*WHAT YOU SHOULD DO*: Repeat every record exactly, but keep images out of the copy.

-------- INPUT DATA --------

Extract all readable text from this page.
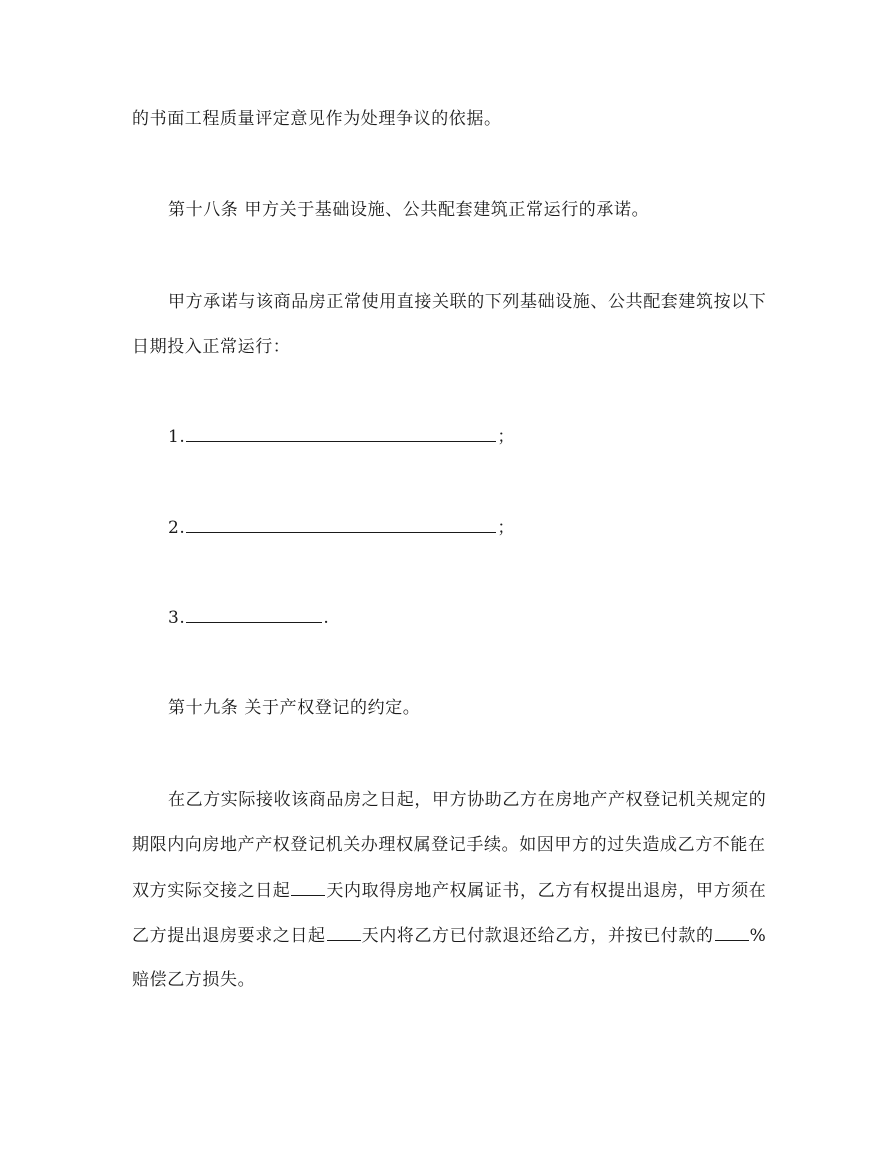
的书面工程质量评定意见作为处理争议的依据。
第十八条 甲方关于基础设施、公共配套建筑正常运行的承诺。
甲方承诺与该商品房正常使用直接关联的下列基础设施、公共配套建筑按以下
日期投入正常运行：
1.	；
2.	；
3.	.
第十九条 关于产权登记的约定。
在乙方实际接收该商品房之日起，甲方协助乙方在房地产产权登记机关规定的
期限内向房地产产权登记机关办理权属登记手续。如因甲方的过失造成乙方不能在
双方实际交接之日起 天内取得房地产权属证书，乙方有权提出退房，甲方须在
乙方提出退房要求之日起 天内将乙方已付款退还给乙方，并按已付款的 %
赔偿乙方损失。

--------

*EXPECTED ANSWER*:
Extract all readable text from this page.
的书面工程质量评定意见作为处理争议的依据。
第十八条 甲方关于基础设施、公共配套建筑正常运行的承诺。
甲方承诺与该商品房正常使用直接关联的下列基础设施、公共配套建筑按以下
日期投入正常运行：
1.	；
2.	；
3.	.
第十九条 关于产权登记的约定。
在乙方实际接收该商品房之日起，甲方协助乙方在房地产产权登记机关规定的
期限内向房地产产权登记机关办理权属登记手续。如因甲方的过失造成乙方不能在
双方实际交接之日起 天内取得房地产权属证书，乙方有权提出退房，甲方须在
乙方提出退房要求之日起 天内将乙方已付款退还给乙方，并按已付款的 %
赔偿乙方损失。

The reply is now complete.